**Work to complete:**
Reproduce the records below exactly, leaving out any pictures.

**Records shown:**
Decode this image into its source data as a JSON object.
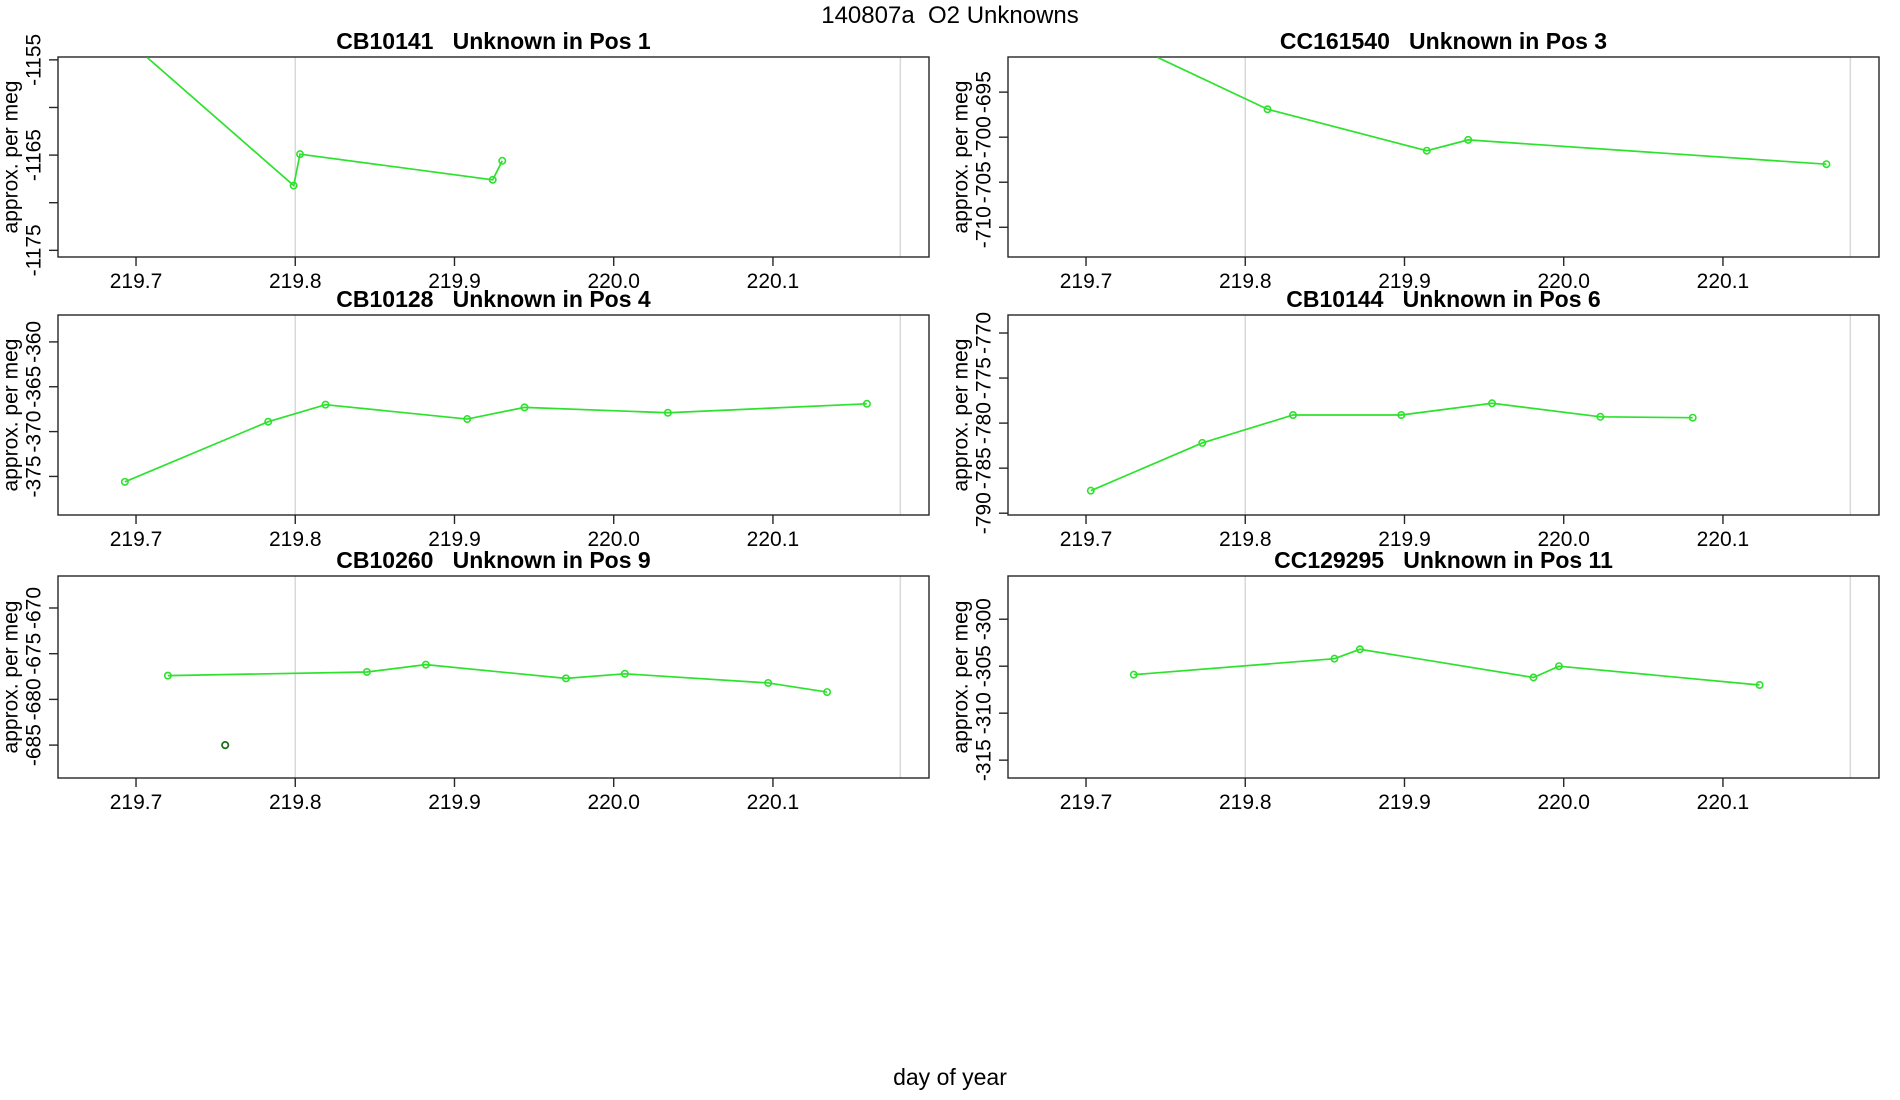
{
  "figure": {
    "title": "140807a  O2 Unknowns",
    "xlabel": "day of year",
    "ylabel": "approx. per meg",
    "colors": {
      "series": "#2ce22c",
      "outlier": "#1d701d",
      "grid": "#d8d8d8",
      "frame": "#262626",
      "text": "#000000"
    }
  },
  "chart_data": {
    "type": "line",
    "layout": {
      "rows": 3,
      "cols": 2,
      "legend": "none",
      "grid": "vertical-reference-lines-only"
    },
    "x_range": [
      219.651,
      220.198
    ],
    "x_ticks": [
      219.7,
      219.8,
      219.9,
      220.0,
      220.1
    ],
    "x_tick_labels": [
      "219.7",
      "219.8",
      "219.9",
      "220.0",
      "220.1"
    ],
    "gridlines_x": [
      219.8,
      220.18
    ],
    "panels": [
      {
        "id": "CB10141",
        "title": "CB10141   Unknown in Pos 1",
        "y_range": [
          -1175.7,
          -1154.7
        ],
        "y_ticks": [
          {
            "v": -1155,
            "label": "-1155"
          },
          {
            "v": -1160,
            "label": ""
          },
          {
            "v": -1165,
            "label": "-1165"
          },
          {
            "v": -1170,
            "label": ""
          },
          {
            "v": -1175,
            "label": "-1175"
          }
        ],
        "line_points": [
          [
            219.707,
            -1154.75
          ],
          [
            219.799,
            -1168.2
          ],
          [
            219.803,
            -1164.9
          ],
          [
            219.924,
            -1167.6
          ],
          [
            219.93,
            -1165.6
          ]
        ],
        "marker_points": [
          [
            219.799,
            -1168.2
          ],
          [
            219.803,
            -1164.9
          ],
          [
            219.924,
            -1167.6
          ],
          [
            219.93,
            -1165.6
          ]
        ],
        "extra_points": []
      },
      {
        "id": "CC161540",
        "title": "CC161540   Unknown in Pos 3",
        "y_range": [
          -713.3,
          -691.1
        ],
        "y_ticks": [
          {
            "v": -695,
            "label": "-695"
          },
          {
            "v": -700,
            "label": "-700"
          },
          {
            "v": -705,
            "label": "-705"
          },
          {
            "v": -710,
            "label": "-710"
          }
        ],
        "line_points": [
          [
            219.745,
            -691.15
          ],
          [
            219.814,
            -696.9
          ],
          [
            219.914,
            -701.5
          ],
          [
            219.94,
            -700.3
          ],
          [
            220.165,
            -703.0
          ]
        ],
        "marker_points": [
          [
            219.814,
            -696.9
          ],
          [
            219.914,
            -701.5
          ],
          [
            219.94,
            -700.3
          ],
          [
            220.165,
            -703.0
          ]
        ],
        "extra_points": []
      },
      {
        "id": "CB10128",
        "title": "CB10128   Unknown in Pos 4",
        "y_range": [
          -379.3,
          -357.0
        ],
        "y_ticks": [
          {
            "v": -360,
            "label": "-360"
          },
          {
            "v": -365,
            "label": "-365"
          },
          {
            "v": -370,
            "label": "-370"
          },
          {
            "v": -375,
            "label": "-375"
          }
        ],
        "line_points": [
          [
            219.693,
            -375.6
          ],
          [
            219.783,
            -368.9
          ],
          [
            219.819,
            -367.0
          ],
          [
            219.908,
            -368.6
          ],
          [
            219.944,
            -367.3
          ],
          [
            220.034,
            -367.9
          ],
          [
            220.159,
            -366.9
          ]
        ],
        "marker_points": [
          [
            219.693,
            -375.6
          ],
          [
            219.783,
            -368.9
          ],
          [
            219.819,
            -367.0
          ],
          [
            219.908,
            -368.6
          ],
          [
            219.944,
            -367.3
          ],
          [
            220.034,
            -367.9
          ],
          [
            220.159,
            -366.9
          ]
        ],
        "extra_points": []
      },
      {
        "id": "CB10144",
        "title": "CB10144   Unknown in Pos 6",
        "y_range": [
          -790.2,
          -768.0
        ],
        "y_ticks": [
          {
            "v": -770,
            "label": "-770"
          },
          {
            "v": -775,
            "label": "-775"
          },
          {
            "v": -780,
            "label": "-780"
          },
          {
            "v": -785,
            "label": "-785"
          },
          {
            "v": -790,
            "label": "-790"
          }
        ],
        "line_points": [
          [
            219.703,
            -787.5
          ],
          [
            219.773,
            -782.2
          ],
          [
            219.83,
            -779.1
          ],
          [
            219.898,
            -779.1
          ],
          [
            219.955,
            -777.8
          ],
          [
            220.023,
            -779.3
          ],
          [
            220.081,
            -779.4
          ]
        ],
        "marker_points": [
          [
            219.703,
            -787.5
          ],
          [
            219.773,
            -782.2
          ],
          [
            219.83,
            -779.1
          ],
          [
            219.898,
            -779.1
          ],
          [
            219.955,
            -777.8
          ],
          [
            220.023,
            -779.3
          ],
          [
            220.081,
            -779.4
          ]
        ],
        "extra_points": []
      },
      {
        "id": "CB10260",
        "title": "CB10260   Unknown in Pos 9",
        "y_range": [
          -688.6,
          -666.5
        ],
        "y_ticks": [
          {
            "v": -670,
            "label": "-670"
          },
          {
            "v": -675,
            "label": "-675"
          },
          {
            "v": -680,
            "label": "-680"
          },
          {
            "v": -685,
            "label": "-685"
          }
        ],
        "line_points": [
          [
            219.72,
            -677.4
          ],
          [
            219.845,
            -677.0
          ],
          [
            219.882,
            -676.2
          ],
          [
            219.97,
            -677.7
          ],
          [
            220.007,
            -677.2
          ],
          [
            220.097,
            -678.2
          ],
          [
            220.134,
            -679.2
          ]
        ],
        "marker_points": [
          [
            219.72,
            -677.4
          ],
          [
            219.845,
            -677.0
          ],
          [
            219.882,
            -676.2
          ],
          [
            219.97,
            -677.7
          ],
          [
            220.007,
            -677.2
          ],
          [
            220.097,
            -678.2
          ],
          [
            220.134,
            -679.2
          ]
        ],
        "extra_points": [
          {
            "x": 219.756,
            "y": -685.0,
            "color": "outlier"
          }
        ]
      },
      {
        "id": "CC129295",
        "title": "CC129295   Unknown in Pos 11",
        "y_range": [
          -316.9,
          -295.4
        ],
        "y_ticks": [
          {
            "v": -300,
            "label": "-300"
          },
          {
            "v": -305,
            "label": "-305"
          },
          {
            "v": -310,
            "label": "-310"
          },
          {
            "v": -315,
            "label": "-315"
          }
        ],
        "line_points": [
          [
            219.73,
            -305.9
          ],
          [
            219.856,
            -304.2
          ],
          [
            219.872,
            -303.2
          ],
          [
            219.981,
            -306.2
          ],
          [
            219.997,
            -305.0
          ],
          [
            220.123,
            -307.0
          ]
        ],
        "marker_points": [
          [
            219.73,
            -305.9
          ],
          [
            219.856,
            -304.2
          ],
          [
            219.872,
            -303.2
          ],
          [
            219.981,
            -306.2
          ],
          [
            219.997,
            -305.0
          ],
          [
            220.123,
            -307.0
          ]
        ],
        "extra_points": []
      }
    ]
  }
}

**Exercise output:**
Decode this image into its source data as a JSON object.
{
  "figure": {
    "title": "140807a  O2 Unknowns",
    "xlabel": "day of year",
    "ylabel": "approx. per meg",
    "colors": {
      "series": "#2ce22c",
      "outlier": "#1d701d",
      "grid": "#d8d8d8",
      "frame": "#262626",
      "text": "#000000"
    }
  },
  "chart_data": {
    "type": "line",
    "layout": {
      "rows": 3,
      "cols": 2,
      "legend": "none",
      "grid": "vertical-reference-lines-only"
    },
    "x_range": [
      219.651,
      220.198
    ],
    "x_ticks": [
      219.7,
      219.8,
      219.9,
      220.0,
      220.1
    ],
    "x_tick_labels": [
      "219.7",
      "219.8",
      "219.9",
      "220.0",
      "220.1"
    ],
    "gridlines_x": [
      219.8,
      220.18
    ],
    "panels": [
      {
        "id": "CB10141",
        "title": "CB10141   Unknown in Pos 1",
        "y_range": [
          -1175.7,
          -1154.7
        ],
        "y_ticks": [
          {
            "v": -1155,
            "label": "-1155"
          },
          {
            "v": -1160,
            "label": ""
          },
          {
            "v": -1165,
            "label": "-1165"
          },
          {
            "v": -1170,
            "label": ""
          },
          {
            "v": -1175,
            "label": "-1175"
          }
        ],
        "line_points": [
          [
            219.707,
            -1154.75
          ],
          [
            219.799,
            -1168.2
          ],
          [
            219.803,
            -1164.9
          ],
          [
            219.924,
            -1167.6
          ],
          [
            219.93,
            -1165.6
          ]
        ],
        "marker_points": [
          [
            219.799,
            -1168.2
          ],
          [
            219.803,
            -1164.9
          ],
          [
            219.924,
            -1167.6
          ],
          [
            219.93,
            -1165.6
          ]
        ],
        "extra_points": []
      },
      {
        "id": "CC161540",
        "title": "CC161540   Unknown in Pos 3",
        "y_range": [
          -713.3,
          -691.1
        ],
        "y_ticks": [
          {
            "v": -695,
            "label": "-695"
          },
          {
            "v": -700,
            "label": "-700"
          },
          {
            "v": -705,
            "label": "-705"
          },
          {
            "v": -710,
            "label": "-710"
          }
        ],
        "line_points": [
          [
            219.745,
            -691.15
          ],
          [
            219.814,
            -696.9
          ],
          [
            219.914,
            -701.5
          ],
          [
            219.94,
            -700.3
          ],
          [
            220.165,
            -703.0
          ]
        ],
        "marker_points": [
          [
            219.814,
            -696.9
          ],
          [
            219.914,
            -701.5
          ],
          [
            219.94,
            -700.3
          ],
          [
            220.165,
            -703.0
          ]
        ],
        "extra_points": []
      },
      {
        "id": "CB10128",
        "title": "CB10128   Unknown in Pos 4",
        "y_range": [
          -379.3,
          -357.0
        ],
        "y_ticks": [
          {
            "v": -360,
            "label": "-360"
          },
          {
            "v": -365,
            "label": "-365"
          },
          {
            "v": -370,
            "label": "-370"
          },
          {
            "v": -375,
            "label": "-375"
          }
        ],
        "line_points": [
          [
            219.693,
            -375.6
          ],
          [
            219.783,
            -368.9
          ],
          [
            219.819,
            -367.0
          ],
          [
            219.908,
            -368.6
          ],
          [
            219.944,
            -367.3
          ],
          [
            220.034,
            -367.9
          ],
          [
            220.159,
            -366.9
          ]
        ],
        "marker_points": [
          [
            219.693,
            -375.6
          ],
          [
            219.783,
            -368.9
          ],
          [
            219.819,
            -367.0
          ],
          [
            219.908,
            -368.6
          ],
          [
            219.944,
            -367.3
          ],
          [
            220.034,
            -367.9
          ],
          [
            220.159,
            -366.9
          ]
        ],
        "extra_points": []
      },
      {
        "id": "CB10144",
        "title": "CB10144   Unknown in Pos 6",
        "y_range": [
          -790.2,
          -768.0
        ],
        "y_ticks": [
          {
            "v": -770,
            "label": "-770"
          },
          {
            "v": -775,
            "label": "-775"
          },
          {
            "v": -780,
            "label": "-780"
          },
          {
            "v": -785,
            "label": "-785"
          },
          {
            "v": -790,
            "label": "-790"
          }
        ],
        "line_points": [
          [
            219.703,
            -787.5
          ],
          [
            219.773,
            -782.2
          ],
          [
            219.83,
            -779.1
          ],
          [
            219.898,
            -779.1
          ],
          [
            219.955,
            -777.8
          ],
          [
            220.023,
            -779.3
          ],
          [
            220.081,
            -779.4
          ]
        ],
        "marker_points": [
          [
            219.703,
            -787.5
          ],
          [
            219.773,
            -782.2
          ],
          [
            219.83,
            -779.1
          ],
          [
            219.898,
            -779.1
          ],
          [
            219.955,
            -777.8
          ],
          [
            220.023,
            -779.3
          ],
          [
            220.081,
            -779.4
          ]
        ],
        "extra_points": []
      },
      {
        "id": "CB10260",
        "title": "CB10260   Unknown in Pos 9",
        "y_range": [
          -688.6,
          -666.5
        ],
        "y_ticks": [
          {
            "v": -670,
            "label": "-670"
          },
          {
            "v": -675,
            "label": "-675"
          },
          {
            "v": -680,
            "label": "-680"
          },
          {
            "v": -685,
            "label": "-685"
          }
        ],
        "line_points": [
          [
            219.72,
            -677.4
          ],
          [
            219.845,
            -677.0
          ],
          [
            219.882,
            -676.2
          ],
          [
            219.97,
            -677.7
          ],
          [
            220.007,
            -677.2
          ],
          [
            220.097,
            -678.2
          ],
          [
            220.134,
            -679.2
          ]
        ],
        "marker_points": [
          [
            219.72,
            -677.4
          ],
          [
            219.845,
            -677.0
          ],
          [
            219.882,
            -676.2
          ],
          [
            219.97,
            -677.7
          ],
          [
            220.007,
            -677.2
          ],
          [
            220.097,
            -678.2
          ],
          [
            220.134,
            -679.2
          ]
        ],
        "extra_points": [
          {
            "x": 219.756,
            "y": -685.0,
            "color": "outlier"
          }
        ]
      },
      {
        "id": "CC129295",
        "title": "CC129295   Unknown in Pos 11",
        "y_range": [
          -316.9,
          -295.4
        ],
        "y_ticks": [
          {
            "v": -300,
            "label": "-300"
          },
          {
            "v": -305,
            "label": "-305"
          },
          {
            "v": -310,
            "label": "-310"
          },
          {
            "v": -315,
            "label": "-315"
          }
        ],
        "line_points": [
          [
            219.73,
            -305.9
          ],
          [
            219.856,
            -304.2
          ],
          [
            219.872,
            -303.2
          ],
          [
            219.981,
            -306.2
          ],
          [
            219.997,
            -305.0
          ],
          [
            220.123,
            -307.0
          ]
        ],
        "marker_points": [
          [
            219.73,
            -305.9
          ],
          [
            219.856,
            -304.2
          ],
          [
            219.872,
            -303.2
          ],
          [
            219.981,
            -306.2
          ],
          [
            219.997,
            -305.0
          ],
          [
            220.123,
            -307.0
          ]
        ],
        "extra_points": []
      }
    ]
  }
}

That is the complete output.